> What the exercise asks:
Set the listing down again exactly, please, apart from its pictures.

> Given information:
◇ ◇ ◇ ◇ ◇

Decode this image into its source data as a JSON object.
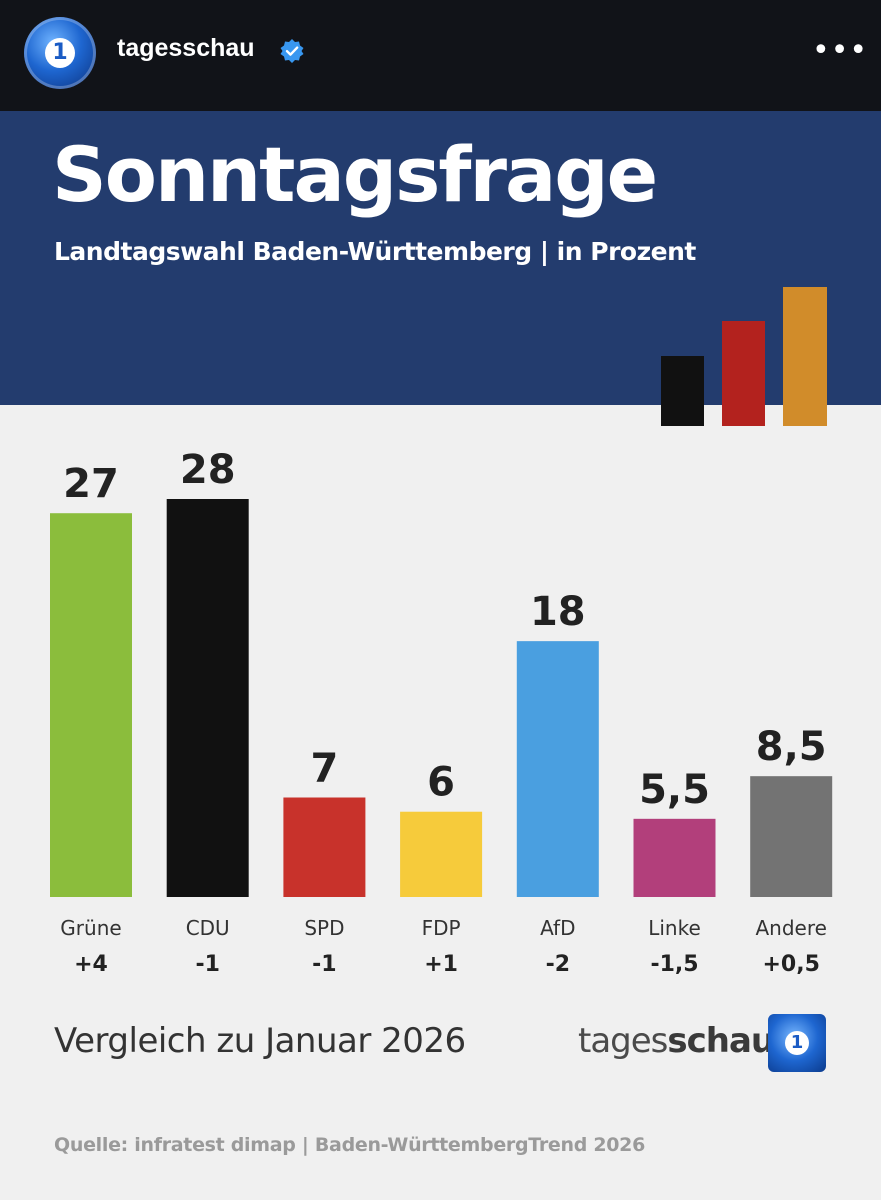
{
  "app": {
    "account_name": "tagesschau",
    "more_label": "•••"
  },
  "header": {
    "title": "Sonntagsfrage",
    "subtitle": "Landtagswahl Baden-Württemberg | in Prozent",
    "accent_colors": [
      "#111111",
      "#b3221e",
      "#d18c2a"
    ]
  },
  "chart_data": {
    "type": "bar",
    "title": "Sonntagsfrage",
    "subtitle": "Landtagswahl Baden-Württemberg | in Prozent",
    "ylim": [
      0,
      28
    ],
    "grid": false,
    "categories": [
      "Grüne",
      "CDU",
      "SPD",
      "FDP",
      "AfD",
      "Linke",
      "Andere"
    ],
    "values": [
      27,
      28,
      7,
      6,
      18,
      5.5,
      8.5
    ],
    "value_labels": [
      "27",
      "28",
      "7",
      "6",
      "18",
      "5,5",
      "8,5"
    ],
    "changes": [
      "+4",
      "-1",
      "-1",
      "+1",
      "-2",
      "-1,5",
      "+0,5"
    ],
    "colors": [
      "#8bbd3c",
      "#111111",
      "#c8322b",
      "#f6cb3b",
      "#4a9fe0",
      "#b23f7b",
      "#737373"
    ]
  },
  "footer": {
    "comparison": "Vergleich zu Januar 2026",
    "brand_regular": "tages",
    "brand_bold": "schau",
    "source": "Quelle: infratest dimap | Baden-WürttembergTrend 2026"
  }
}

◇ ◇ ◇ ◇ ◇

> Written response:
Decode this image into its source data as a JSON object.
{
  "app": {
    "account_name": "tagesschau",
    "more_label": "•••"
  },
  "header": {
    "title": "Sonntagsfrage",
    "subtitle": "Landtagswahl Baden-Württemberg | in Prozent",
    "accent_colors": [
      "#111111",
      "#b3221e",
      "#d18c2a"
    ]
  },
  "chart_data": {
    "type": "bar",
    "title": "Sonntagsfrage",
    "subtitle": "Landtagswahl Baden-Württemberg | in Prozent",
    "ylim": [
      0,
      28
    ],
    "grid": false,
    "categories": [
      "Grüne",
      "CDU",
      "SPD",
      "FDP",
      "AfD",
      "Linke",
      "Andere"
    ],
    "values": [
      27,
      28,
      7,
      6,
      18,
      5.5,
      8.5
    ],
    "value_labels": [
      "27",
      "28",
      "7",
      "6",
      "18",
      "5,5",
      "8,5"
    ],
    "changes": [
      "+4",
      "-1",
      "-1",
      "+1",
      "-2",
      "-1,5",
      "+0,5"
    ],
    "colors": [
      "#8bbd3c",
      "#111111",
      "#c8322b",
      "#f6cb3b",
      "#4a9fe0",
      "#b23f7b",
      "#737373"
    ]
  },
  "footer": {
    "comparison": "Vergleich zu Januar 2026",
    "brand_regular": "tages",
    "brand_bold": "schau",
    "source": "Quelle: infratest dimap | Baden-WürttembergTrend 2026"
  }
}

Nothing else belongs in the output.